Pick out each line of the records that includes the string "Other", and copy it.
_ _ _ _ _
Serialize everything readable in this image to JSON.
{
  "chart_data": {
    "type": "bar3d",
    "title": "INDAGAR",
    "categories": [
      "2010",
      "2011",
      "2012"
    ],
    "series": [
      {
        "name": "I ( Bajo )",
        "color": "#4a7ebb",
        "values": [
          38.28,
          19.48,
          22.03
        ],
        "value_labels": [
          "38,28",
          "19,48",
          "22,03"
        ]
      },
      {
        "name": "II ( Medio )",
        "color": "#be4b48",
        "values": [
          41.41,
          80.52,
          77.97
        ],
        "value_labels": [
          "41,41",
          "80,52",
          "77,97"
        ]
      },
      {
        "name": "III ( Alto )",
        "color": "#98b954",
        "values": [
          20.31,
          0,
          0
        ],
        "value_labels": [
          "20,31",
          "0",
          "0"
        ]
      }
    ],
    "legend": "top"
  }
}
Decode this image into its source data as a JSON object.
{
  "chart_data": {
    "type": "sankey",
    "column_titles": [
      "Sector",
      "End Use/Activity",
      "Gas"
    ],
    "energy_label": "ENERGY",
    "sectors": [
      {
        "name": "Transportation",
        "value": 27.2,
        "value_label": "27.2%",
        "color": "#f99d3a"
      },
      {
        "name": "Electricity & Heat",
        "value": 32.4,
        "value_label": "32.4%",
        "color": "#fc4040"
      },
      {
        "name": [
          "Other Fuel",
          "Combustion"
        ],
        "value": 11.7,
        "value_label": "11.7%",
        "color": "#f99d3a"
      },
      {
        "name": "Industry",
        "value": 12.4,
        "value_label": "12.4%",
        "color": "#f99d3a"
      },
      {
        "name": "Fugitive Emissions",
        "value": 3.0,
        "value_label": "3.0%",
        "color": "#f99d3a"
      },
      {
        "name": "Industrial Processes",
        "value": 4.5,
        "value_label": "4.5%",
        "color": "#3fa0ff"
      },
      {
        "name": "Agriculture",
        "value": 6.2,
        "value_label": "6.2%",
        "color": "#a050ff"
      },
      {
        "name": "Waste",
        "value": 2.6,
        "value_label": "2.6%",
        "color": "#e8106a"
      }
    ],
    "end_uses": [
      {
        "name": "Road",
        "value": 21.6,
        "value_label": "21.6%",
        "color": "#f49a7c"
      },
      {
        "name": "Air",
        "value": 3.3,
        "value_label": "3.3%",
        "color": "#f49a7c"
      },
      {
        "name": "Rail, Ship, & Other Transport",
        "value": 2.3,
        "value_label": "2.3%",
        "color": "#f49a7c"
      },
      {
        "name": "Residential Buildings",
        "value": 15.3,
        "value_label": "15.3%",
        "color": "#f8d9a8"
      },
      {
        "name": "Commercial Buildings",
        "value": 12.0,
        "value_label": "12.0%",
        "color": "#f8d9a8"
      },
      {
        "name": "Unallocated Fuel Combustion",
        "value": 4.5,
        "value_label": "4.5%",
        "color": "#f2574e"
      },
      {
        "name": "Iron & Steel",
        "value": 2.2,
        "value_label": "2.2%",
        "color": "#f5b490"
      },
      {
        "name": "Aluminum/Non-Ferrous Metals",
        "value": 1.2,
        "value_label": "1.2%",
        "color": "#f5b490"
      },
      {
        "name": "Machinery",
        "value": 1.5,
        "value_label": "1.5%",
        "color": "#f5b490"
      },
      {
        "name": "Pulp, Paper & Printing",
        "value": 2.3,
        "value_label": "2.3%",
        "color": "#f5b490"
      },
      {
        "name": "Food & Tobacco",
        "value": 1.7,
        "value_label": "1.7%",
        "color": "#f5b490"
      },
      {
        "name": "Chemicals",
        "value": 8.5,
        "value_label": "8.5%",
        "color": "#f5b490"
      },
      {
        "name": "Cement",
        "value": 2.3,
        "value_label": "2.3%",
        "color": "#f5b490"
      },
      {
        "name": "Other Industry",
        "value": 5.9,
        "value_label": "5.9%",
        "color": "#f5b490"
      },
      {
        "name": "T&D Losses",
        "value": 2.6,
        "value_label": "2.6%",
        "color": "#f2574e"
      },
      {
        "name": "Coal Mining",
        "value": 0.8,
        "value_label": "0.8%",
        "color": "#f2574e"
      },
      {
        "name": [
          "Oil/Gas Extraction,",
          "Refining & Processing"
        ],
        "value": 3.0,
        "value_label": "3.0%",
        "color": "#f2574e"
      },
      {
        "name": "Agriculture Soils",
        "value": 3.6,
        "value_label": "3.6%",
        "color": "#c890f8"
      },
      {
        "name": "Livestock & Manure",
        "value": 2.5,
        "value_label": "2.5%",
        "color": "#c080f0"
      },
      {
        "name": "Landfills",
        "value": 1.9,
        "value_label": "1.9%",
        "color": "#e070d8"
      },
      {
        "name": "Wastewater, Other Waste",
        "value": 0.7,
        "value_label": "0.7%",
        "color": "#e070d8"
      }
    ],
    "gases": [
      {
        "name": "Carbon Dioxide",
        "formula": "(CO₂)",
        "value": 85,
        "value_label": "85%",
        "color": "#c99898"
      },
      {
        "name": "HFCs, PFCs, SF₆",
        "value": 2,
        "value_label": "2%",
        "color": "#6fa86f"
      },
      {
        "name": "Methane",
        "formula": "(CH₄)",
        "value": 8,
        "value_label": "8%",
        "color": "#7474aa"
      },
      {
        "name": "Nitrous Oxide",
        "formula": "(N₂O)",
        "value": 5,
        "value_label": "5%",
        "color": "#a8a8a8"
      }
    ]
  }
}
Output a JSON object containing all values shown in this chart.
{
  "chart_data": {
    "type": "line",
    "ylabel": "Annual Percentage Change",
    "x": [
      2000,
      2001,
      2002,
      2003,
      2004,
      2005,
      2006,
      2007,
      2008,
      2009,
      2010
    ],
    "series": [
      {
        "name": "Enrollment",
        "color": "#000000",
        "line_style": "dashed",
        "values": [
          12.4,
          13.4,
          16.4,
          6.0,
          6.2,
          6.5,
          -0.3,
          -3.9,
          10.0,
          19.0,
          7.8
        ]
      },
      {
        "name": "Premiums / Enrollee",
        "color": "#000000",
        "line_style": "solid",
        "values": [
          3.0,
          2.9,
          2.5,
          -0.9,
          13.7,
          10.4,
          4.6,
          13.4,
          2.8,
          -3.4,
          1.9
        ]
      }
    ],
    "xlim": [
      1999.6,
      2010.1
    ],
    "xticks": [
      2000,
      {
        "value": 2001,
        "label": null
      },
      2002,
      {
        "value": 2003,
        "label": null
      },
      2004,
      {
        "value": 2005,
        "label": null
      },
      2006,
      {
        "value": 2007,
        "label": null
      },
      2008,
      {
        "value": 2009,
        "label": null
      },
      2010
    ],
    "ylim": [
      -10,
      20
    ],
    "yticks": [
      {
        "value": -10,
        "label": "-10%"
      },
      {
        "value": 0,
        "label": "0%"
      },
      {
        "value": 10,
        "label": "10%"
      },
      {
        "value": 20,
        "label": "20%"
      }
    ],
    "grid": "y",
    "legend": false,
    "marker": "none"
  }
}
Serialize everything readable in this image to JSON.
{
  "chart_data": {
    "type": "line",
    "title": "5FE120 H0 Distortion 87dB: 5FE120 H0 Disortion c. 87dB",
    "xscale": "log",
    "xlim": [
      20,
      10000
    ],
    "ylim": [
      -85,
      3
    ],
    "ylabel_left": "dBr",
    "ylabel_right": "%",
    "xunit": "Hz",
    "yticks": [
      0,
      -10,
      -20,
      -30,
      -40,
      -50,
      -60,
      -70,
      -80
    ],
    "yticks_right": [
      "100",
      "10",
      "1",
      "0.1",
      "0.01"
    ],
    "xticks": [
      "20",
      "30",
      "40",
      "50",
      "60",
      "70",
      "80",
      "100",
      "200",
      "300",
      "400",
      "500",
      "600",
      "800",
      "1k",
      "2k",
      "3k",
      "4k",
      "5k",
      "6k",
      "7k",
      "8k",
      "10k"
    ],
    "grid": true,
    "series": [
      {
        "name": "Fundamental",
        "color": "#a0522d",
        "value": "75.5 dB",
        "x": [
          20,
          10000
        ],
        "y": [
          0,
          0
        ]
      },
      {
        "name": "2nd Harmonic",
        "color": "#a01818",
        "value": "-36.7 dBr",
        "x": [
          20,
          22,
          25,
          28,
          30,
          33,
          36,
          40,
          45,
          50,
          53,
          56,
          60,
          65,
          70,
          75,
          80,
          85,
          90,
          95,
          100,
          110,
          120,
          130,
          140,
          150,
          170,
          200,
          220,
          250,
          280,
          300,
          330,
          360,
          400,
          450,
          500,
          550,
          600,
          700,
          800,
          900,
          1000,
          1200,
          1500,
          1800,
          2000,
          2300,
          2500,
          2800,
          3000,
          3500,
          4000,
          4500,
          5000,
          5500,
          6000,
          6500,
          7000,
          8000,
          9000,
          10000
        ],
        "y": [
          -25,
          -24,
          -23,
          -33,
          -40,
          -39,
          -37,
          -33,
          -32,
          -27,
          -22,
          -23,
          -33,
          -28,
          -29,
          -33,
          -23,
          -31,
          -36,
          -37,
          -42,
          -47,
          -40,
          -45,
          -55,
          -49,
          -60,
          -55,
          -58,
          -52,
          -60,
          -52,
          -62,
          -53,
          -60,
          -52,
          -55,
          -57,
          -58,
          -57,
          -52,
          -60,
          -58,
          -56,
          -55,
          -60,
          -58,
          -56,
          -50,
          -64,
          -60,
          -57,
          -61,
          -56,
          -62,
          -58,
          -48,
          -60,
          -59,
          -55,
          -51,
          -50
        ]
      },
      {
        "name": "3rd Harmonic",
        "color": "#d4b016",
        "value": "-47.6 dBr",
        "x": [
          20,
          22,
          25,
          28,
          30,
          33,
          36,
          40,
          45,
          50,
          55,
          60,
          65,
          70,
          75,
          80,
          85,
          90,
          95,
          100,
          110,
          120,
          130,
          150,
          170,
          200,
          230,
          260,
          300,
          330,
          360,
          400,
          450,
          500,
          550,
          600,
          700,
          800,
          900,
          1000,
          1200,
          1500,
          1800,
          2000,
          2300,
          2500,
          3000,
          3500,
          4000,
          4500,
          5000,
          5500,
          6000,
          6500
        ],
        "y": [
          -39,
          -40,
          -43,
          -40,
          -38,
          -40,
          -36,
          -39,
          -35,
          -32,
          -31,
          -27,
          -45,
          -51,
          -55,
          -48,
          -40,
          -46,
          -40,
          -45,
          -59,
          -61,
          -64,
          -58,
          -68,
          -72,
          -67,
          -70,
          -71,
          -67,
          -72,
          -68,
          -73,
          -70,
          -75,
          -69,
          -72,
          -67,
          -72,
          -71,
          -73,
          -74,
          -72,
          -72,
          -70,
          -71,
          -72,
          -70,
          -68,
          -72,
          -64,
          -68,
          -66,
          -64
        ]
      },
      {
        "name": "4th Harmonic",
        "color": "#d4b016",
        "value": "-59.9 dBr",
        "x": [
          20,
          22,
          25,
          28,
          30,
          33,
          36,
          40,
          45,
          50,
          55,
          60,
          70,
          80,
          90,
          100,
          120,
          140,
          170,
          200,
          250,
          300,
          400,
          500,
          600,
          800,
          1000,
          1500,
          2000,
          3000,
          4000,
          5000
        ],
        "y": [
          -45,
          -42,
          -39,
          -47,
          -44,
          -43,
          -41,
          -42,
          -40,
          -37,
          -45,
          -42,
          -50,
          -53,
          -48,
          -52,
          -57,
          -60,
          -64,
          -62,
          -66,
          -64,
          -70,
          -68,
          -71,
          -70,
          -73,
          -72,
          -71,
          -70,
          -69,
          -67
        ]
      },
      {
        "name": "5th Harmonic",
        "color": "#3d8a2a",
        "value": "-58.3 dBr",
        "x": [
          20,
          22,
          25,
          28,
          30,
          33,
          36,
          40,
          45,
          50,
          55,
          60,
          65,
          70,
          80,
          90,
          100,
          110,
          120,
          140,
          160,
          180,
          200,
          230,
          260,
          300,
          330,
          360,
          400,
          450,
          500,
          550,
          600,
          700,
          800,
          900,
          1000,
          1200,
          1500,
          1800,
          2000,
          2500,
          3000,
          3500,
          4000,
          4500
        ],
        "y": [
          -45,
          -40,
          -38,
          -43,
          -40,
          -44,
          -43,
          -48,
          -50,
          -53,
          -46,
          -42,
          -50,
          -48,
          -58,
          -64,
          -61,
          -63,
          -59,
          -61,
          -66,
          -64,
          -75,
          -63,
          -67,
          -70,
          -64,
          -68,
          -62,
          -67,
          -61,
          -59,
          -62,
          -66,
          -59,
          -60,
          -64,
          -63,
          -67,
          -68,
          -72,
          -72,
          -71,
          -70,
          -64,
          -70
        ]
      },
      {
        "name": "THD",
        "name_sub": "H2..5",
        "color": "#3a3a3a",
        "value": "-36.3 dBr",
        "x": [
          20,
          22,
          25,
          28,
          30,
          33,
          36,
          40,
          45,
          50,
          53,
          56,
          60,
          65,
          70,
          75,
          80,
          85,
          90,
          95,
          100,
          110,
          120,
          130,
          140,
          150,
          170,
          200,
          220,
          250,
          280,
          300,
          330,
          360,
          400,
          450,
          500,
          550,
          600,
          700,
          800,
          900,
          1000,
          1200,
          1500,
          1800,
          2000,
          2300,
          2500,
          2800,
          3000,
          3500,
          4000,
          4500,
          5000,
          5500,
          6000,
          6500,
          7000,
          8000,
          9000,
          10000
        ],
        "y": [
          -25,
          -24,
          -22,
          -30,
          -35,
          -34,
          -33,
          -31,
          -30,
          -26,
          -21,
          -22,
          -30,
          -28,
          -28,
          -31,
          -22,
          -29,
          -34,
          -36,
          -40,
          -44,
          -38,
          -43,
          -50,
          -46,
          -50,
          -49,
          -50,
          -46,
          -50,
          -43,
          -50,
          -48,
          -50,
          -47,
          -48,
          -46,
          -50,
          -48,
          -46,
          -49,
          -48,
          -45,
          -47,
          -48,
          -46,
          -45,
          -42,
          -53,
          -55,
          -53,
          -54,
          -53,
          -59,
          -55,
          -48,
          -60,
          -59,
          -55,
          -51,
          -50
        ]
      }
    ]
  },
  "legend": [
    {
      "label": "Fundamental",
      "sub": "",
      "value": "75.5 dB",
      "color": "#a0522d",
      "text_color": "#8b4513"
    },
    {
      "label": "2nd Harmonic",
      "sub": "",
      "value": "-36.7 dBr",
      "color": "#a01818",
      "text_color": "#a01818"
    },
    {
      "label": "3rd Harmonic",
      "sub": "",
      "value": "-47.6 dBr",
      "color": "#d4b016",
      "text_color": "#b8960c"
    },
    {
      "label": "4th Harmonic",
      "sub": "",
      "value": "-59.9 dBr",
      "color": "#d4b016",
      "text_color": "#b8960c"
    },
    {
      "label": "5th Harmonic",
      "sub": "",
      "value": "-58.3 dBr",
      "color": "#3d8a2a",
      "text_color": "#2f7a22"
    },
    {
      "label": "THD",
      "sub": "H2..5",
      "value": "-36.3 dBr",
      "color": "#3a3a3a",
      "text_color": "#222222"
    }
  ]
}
_ _ _ _ _
Written solution ▸
          "Other Fuel",
        "name": "Rail, Ship, & Other Transport",
        "name": "Other Industry",
        "name": "Wastewater, Other Waste",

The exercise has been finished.